Locate each line of the material that contains "рейтинг", then return it.

TASK INPUTS:
** START **
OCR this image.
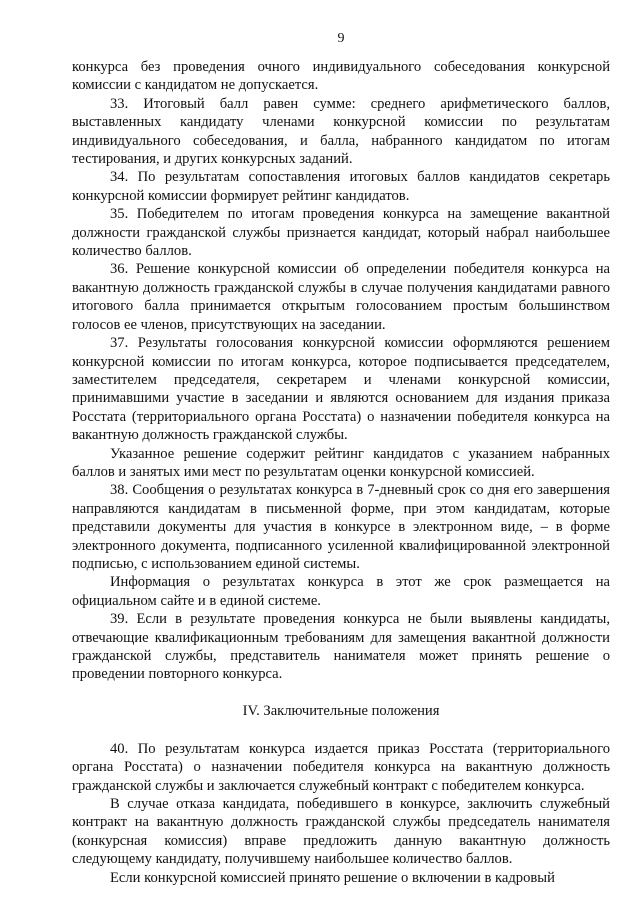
9

конкурса без проведения очного индивидуального собеседования конкурсной комиссии с кандидатом не допускается.

33. Итоговый балл равен сумме: среднего арифметического баллов, выставленных кандидату членами конкурсной комиссии по результатам индивидуального собеседования, и балла, набранного кандидатом по итогам тестирования, и других конкурсных заданий.

34. По результатам сопоставления итоговых баллов кандидатов секретарь конкурсной комиссии формирует рейтинг кандидатов.

35. Победителем по итогам проведения конкурса на замещение вакантной должности гражданской службы признается кандидат, который набрал наибольшее количество баллов.

36. Решение конкурсной комиссии об определении победителя конкурса на вакантную должность гражданской службы в случае получения кандидатами равного итогового балла принимается открытым голосованием простым большинством голосов ее членов, присутствующих на заседании.

37. Результаты голосования конкурсной комиссии оформляются решением конкурсной комиссии по итогам конкурса, которое подписывается председателем, заместителем председателя, секретарем и членами конкурсной комиссии, принимавшими участие в заседании и являются основанием для издания приказа Росстата (территориального органа Росстата) о назначении победителя конкурса на вакантную должность гражданской службы.

Указанное решение содержит рейтинг кандидатов с указанием набранных баллов и занятых ими мест по результатам оценки конкурсной комиссией.

38. Сообщения о результатах конкурса в 7-дневный срок со дня его завершения направляются кандидатам в письменной форме, при этом кандидатам, которые представили документы для участия в конкурсе в электронном виде, – в форме электронного документа, подписанного усиленной квалифицированной электронной подписью, с использованием единой системы.

Информация о результатах конкурса в этот же срок размещается на официальном сайте и в единой системе.

39. Если в результате проведения конкурса не были выявлены кандидаты, отвечающие квалификационным требованиям для замещения вакантной должности гражданской службы, представитель нанимателя может принять решение о проведении повторного конкурса.

IV. Заключительные положения

40. По результатам конкурса издается приказ Росстата (территориального органа Росстата) о назначении победителя конкурса на вакантную должность гражданской службы и заключается служебный контракт с победителем конкурса.

В случае отказа кандидата, победившего в конкурсе, заключить служебный контракт на вакантную должность гражданской службы председатель нанимателя (конкурсная комиссия) вправе предложить данную вакантную должность следующему кандидату, получившему наибольшее количество баллов.

Если конкурсной комиссией принято решение о включении в кадровый
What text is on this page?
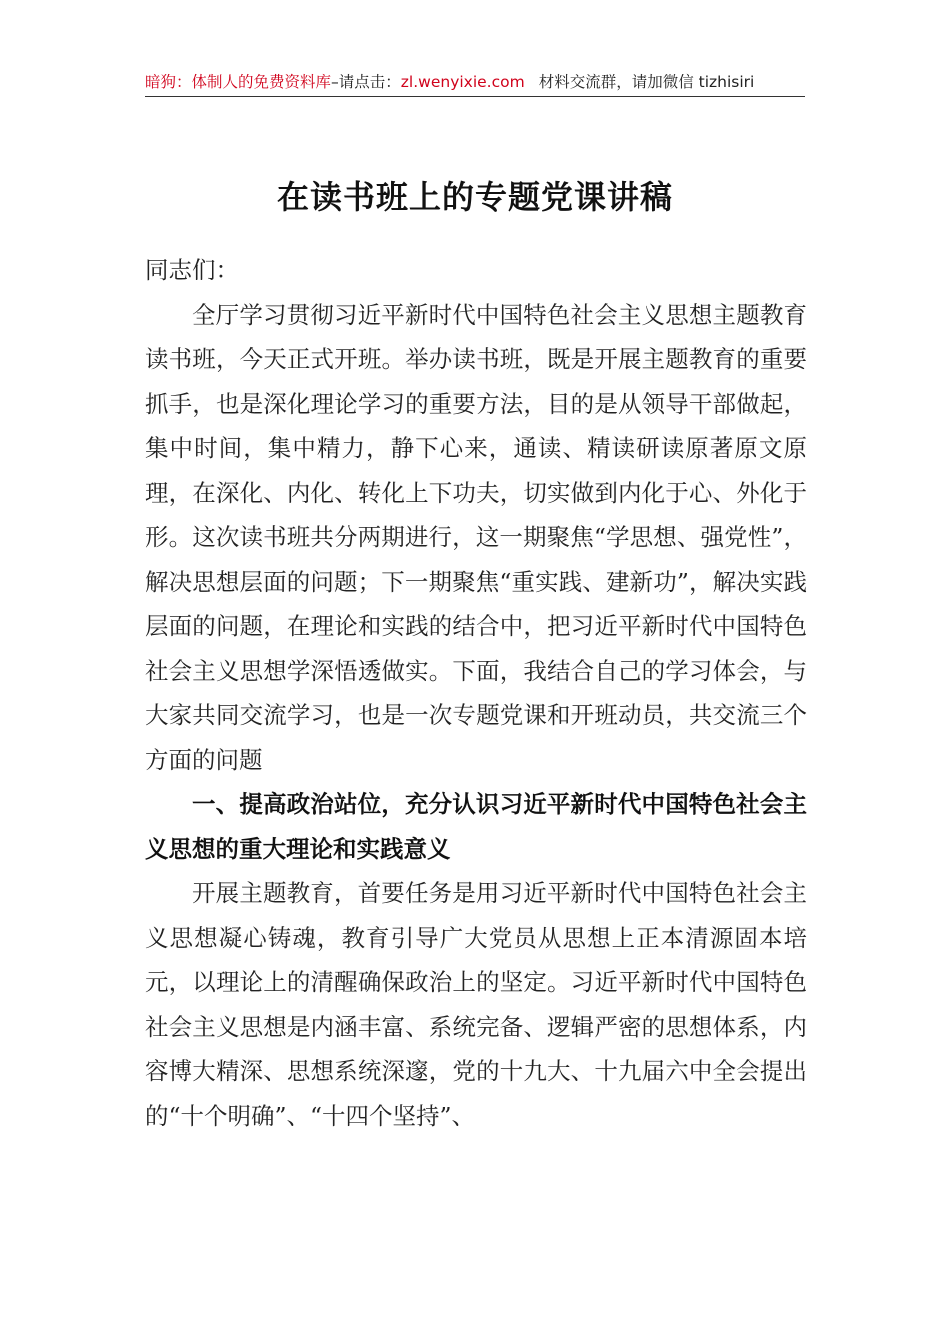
暗狗：体制人的免费资料库–请点击：zl.wenyixie.com 材料交流群，请加微信 tizhisiri
在读书班上的专题党课讲稿

同志们：

全厅学习贯彻习近平新时代中国特色社会主义思想主题教育读书班，今天正式开班。举办读书班，既是开展主题教育的重要抓手，也是深化理论学习的重要方法，目的是从领导干部做起，集中时间，集中精力，静下心来，通读、精读研读原著原文原理，在深化、内化、转化上下功夫，切实做到内化于心、外化于形。这次读书班共分两期进行，这一期聚焦“学思想、强党性”，解决思想层面的问题；下一期聚焦“重实践、建新功”，解决实践层面的问题，在理论和实践的结合中，把习近平新时代中国特色社会主义思想学深悟透做实。下面，我结合自己的学习体会，与大家共同交流学习，也是一次专题党课和开班动员，共交流三个方面的问题

一、提高政治站位，充分认识习近平新时代中国特色社会主义思想的重大理论和实践意义

开展主题教育，首要任务是用习近平新时代中国特色社会主义思想凝心铸魂，教育引导广大党员从思想上正本清源固本培元，以理论上的清醒确保政治上的坚定。习近平新时代中国特色社会主义思想是内涵丰富、系统完备、逻辑严密的思想体系，内容博大精深、思想系统深邃，党的十九大、十九届六中全会提出的“十个明确”、“十四个坚持”、
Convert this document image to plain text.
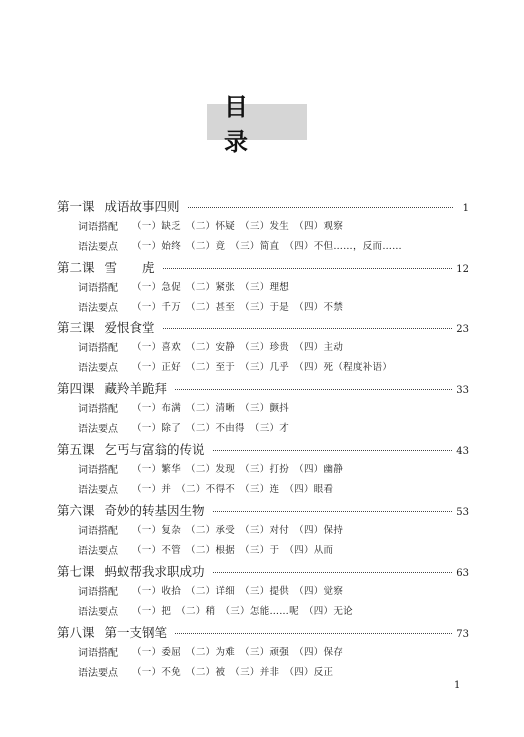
目　录
第一课 成语故事四则	1
词语搭配	（一）缺乏　（二）怀疑　（三）发生　（四）观察
语法要点	（一）始终　（二）竟　（三）简直　（四）不但……，反而……
第二课 雪　　虎	12
词语搭配	（一）急促　（二）紧张　（三）理想
语法要点	（一）千万　（二）甚至　（三）于是　（四）不禁
第三课 爱恨食堂	23
词语搭配	（一）喜欢　（二）安静　（三）珍贵　（四）主动
语法要点	（一）正好　（二）至于　（三）几乎　（四）死（程度补语）
第四课 藏羚羊跪拜	33
词语搭配	（一）布满　（二）清晰　（三）颤抖
语法要点	（一）除了　（二）不由得　（三）才
第五课 乞丐与富翁的传说	43
词语搭配	（一）繁华　（二）发现　（三）打扮　（四）幽静
语法要点	（一）并　（二）不得不　（三）连　（四）眼看
第六课 奇妙的转基因生物	53
词语搭配	（一）复杂　（二）承受　（三）对付　（四）保持
语法要点	（一）不管　（二）根据　（三）于　（四）从而
第七课 蚂蚁帮我求职成功	63
词语搭配	（一）收拾　（二）详细　（三）提供　（四）觉察
语法要点	（一）把　（二）稍　（三）怎能……呢　（四）无论
第八课 第一支钢笔	73
词语搭配	（一）委屈　（二）为难　（三）顽强　（四）保存
语法要点	（一）不免　（二）被　（三）并非　（四）反正
1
** END **
RESULT OF THIS EXERCISE:
34. По результатам сопоставления итоговых баллов кандидатов секретарь конкурсной комиссии формирует рейтинг кандидатов.
Указанное решение содержит рейтинг кандидатов с указанием набранных баллов и занятых ими мест по результатам оценки конкурсной комиссией.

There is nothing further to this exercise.